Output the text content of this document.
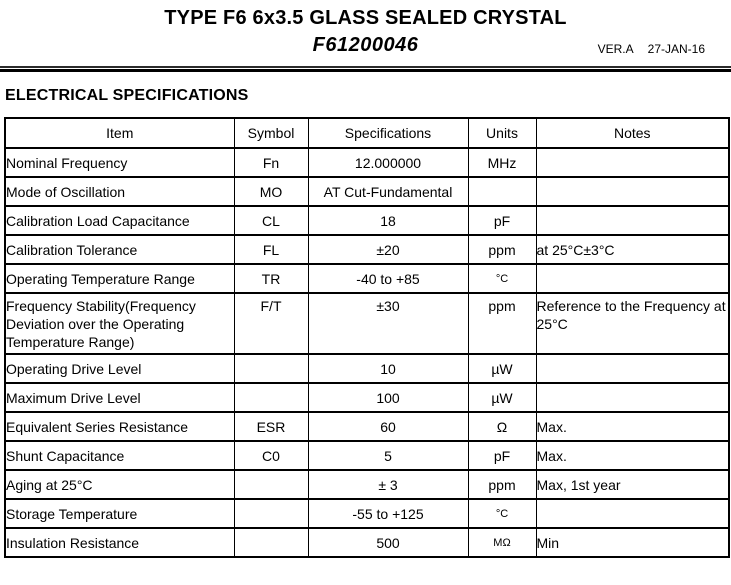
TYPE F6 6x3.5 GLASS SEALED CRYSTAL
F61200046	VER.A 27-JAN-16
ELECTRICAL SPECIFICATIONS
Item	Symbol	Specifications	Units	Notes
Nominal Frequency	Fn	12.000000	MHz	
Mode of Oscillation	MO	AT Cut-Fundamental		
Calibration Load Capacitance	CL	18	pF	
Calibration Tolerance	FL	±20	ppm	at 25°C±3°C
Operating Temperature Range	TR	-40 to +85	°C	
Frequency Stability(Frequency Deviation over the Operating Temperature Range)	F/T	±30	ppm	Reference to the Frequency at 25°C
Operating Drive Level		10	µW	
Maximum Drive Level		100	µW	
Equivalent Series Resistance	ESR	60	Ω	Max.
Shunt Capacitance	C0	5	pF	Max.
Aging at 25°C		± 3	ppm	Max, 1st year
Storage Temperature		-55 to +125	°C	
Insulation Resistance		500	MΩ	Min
+ + + + + + +
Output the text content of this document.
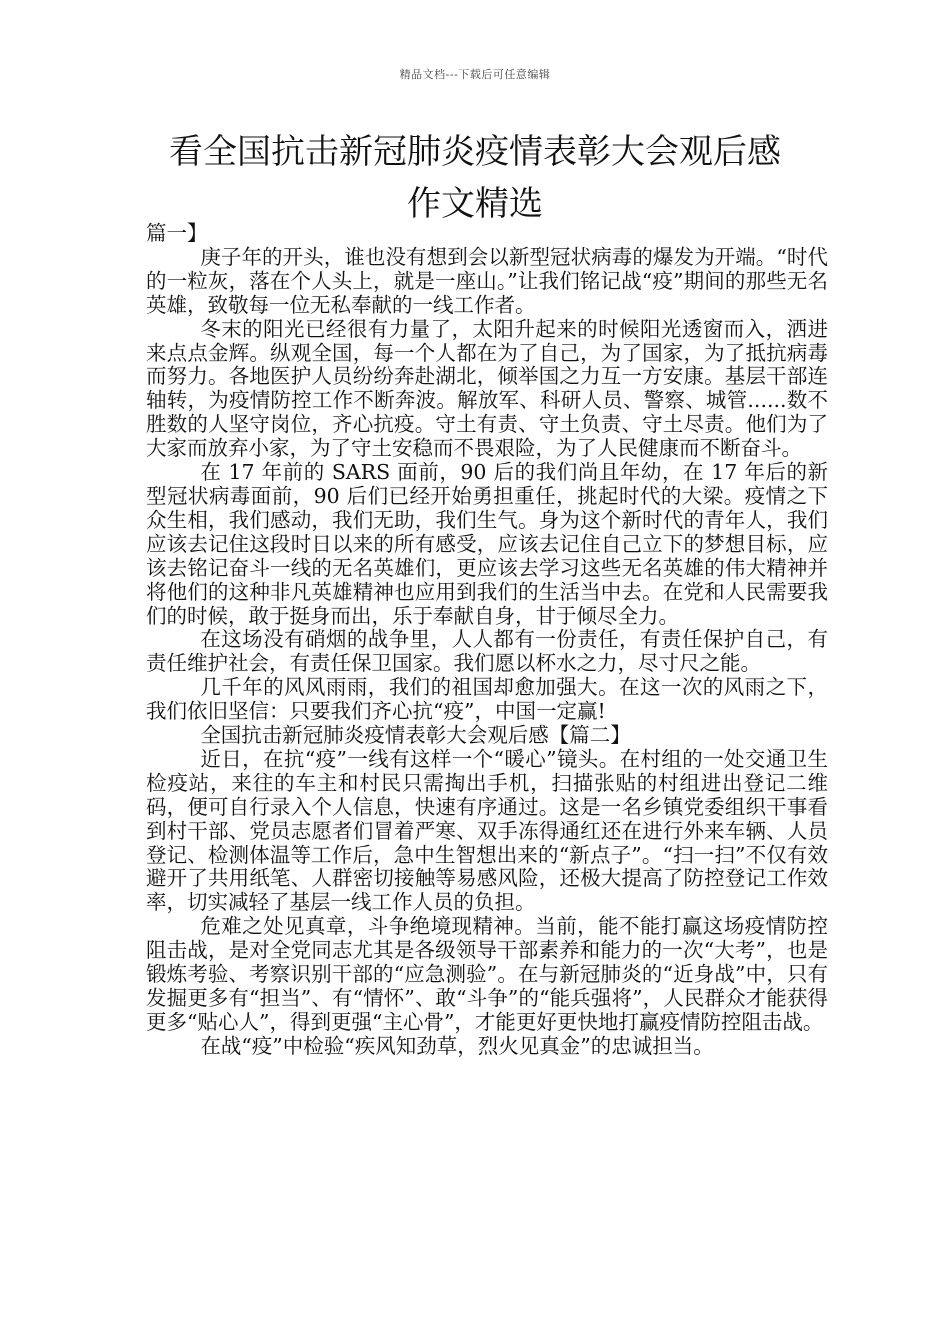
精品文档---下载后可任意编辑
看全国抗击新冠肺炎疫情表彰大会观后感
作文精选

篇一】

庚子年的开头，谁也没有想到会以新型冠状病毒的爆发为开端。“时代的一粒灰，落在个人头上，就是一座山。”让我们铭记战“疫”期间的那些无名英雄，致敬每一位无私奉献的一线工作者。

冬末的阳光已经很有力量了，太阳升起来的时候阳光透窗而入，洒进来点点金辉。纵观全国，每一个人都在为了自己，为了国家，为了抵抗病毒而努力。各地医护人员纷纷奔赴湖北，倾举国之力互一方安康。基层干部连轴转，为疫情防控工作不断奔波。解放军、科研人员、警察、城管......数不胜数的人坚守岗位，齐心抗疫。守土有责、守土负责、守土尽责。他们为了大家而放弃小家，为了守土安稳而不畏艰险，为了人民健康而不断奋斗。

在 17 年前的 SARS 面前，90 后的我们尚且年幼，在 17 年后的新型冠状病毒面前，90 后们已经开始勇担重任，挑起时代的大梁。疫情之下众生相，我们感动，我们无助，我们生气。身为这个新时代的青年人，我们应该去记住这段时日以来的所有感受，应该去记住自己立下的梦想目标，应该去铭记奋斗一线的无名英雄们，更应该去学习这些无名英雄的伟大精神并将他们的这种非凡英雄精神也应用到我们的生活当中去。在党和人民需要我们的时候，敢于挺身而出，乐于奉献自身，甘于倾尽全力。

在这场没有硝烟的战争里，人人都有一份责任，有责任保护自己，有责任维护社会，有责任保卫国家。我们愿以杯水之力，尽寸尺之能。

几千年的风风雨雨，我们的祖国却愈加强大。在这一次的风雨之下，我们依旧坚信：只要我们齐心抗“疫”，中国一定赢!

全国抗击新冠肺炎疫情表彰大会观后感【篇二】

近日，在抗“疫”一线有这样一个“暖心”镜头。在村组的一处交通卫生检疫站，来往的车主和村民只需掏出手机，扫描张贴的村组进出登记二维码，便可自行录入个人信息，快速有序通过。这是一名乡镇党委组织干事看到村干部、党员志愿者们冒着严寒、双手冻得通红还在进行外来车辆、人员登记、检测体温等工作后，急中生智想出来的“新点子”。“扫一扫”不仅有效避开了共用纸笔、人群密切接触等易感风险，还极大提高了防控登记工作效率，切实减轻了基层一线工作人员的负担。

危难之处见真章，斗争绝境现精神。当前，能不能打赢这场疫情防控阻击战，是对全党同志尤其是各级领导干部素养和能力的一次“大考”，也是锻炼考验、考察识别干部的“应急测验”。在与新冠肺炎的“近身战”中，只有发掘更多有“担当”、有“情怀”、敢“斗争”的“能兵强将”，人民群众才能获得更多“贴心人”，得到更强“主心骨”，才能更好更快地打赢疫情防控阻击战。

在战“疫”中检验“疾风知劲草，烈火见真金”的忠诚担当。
+ + + + + + +
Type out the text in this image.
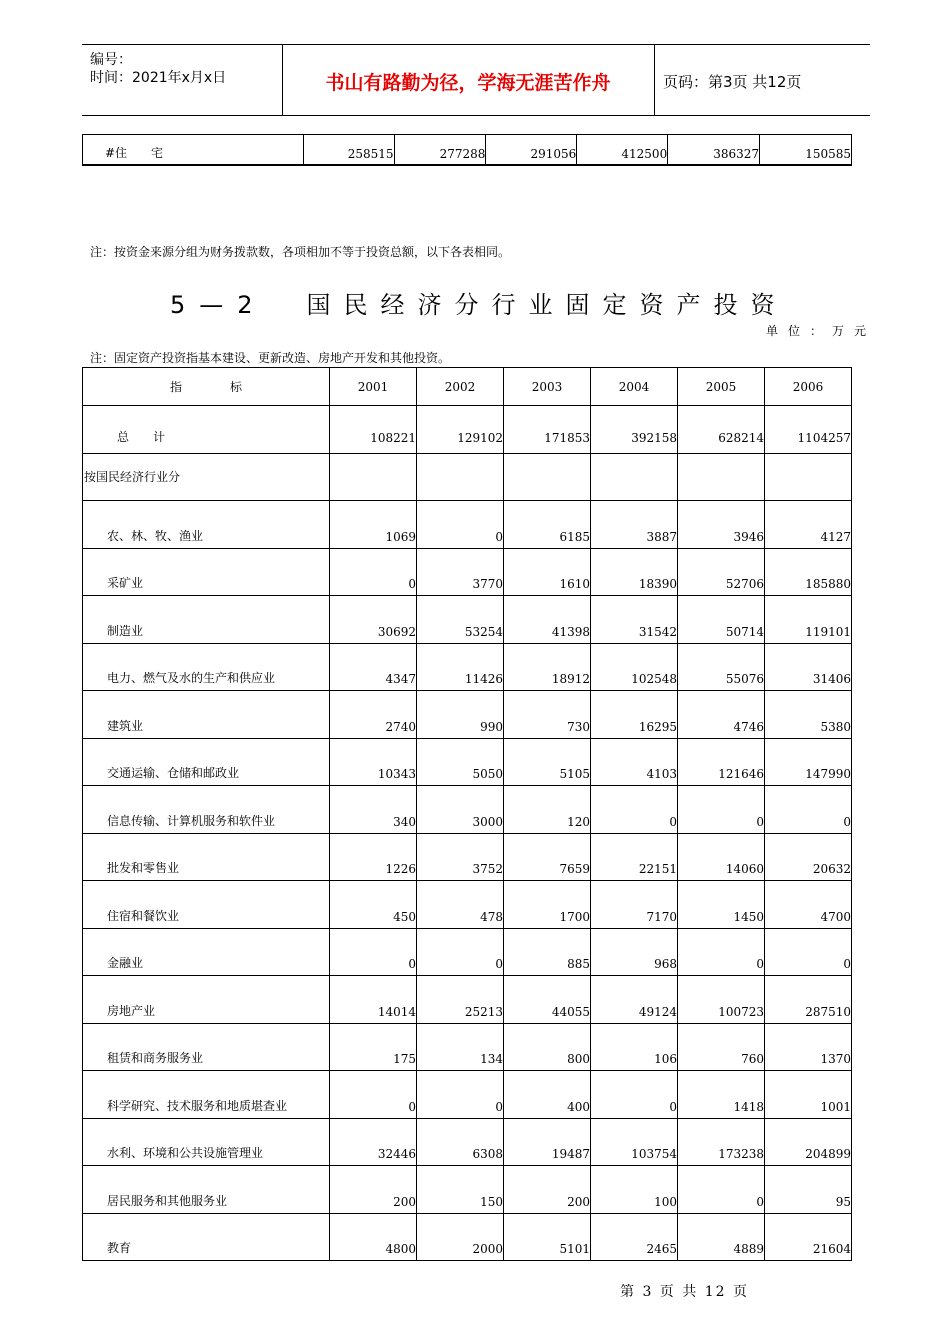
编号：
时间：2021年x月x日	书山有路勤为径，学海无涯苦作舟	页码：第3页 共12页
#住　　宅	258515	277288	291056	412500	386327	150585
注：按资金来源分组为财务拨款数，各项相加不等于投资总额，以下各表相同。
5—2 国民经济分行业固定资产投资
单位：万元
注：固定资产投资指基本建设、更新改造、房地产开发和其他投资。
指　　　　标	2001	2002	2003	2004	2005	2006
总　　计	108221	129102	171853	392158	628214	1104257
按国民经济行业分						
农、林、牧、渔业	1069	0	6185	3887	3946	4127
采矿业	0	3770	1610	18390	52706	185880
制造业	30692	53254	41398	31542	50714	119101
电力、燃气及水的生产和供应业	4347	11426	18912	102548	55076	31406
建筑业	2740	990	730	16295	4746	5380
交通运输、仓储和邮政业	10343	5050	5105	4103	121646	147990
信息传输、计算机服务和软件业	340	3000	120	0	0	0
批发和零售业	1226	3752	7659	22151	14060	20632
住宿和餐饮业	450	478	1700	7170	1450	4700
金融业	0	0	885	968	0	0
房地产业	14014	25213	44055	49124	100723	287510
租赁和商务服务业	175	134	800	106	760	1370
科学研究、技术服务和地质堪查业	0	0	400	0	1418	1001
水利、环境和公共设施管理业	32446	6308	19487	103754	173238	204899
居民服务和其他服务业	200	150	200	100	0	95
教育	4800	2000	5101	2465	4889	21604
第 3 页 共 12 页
+ + + + + + +
Say the number of lines in the records above that include the string "Operating", and no more.

- CORRECT OUTPUT -
3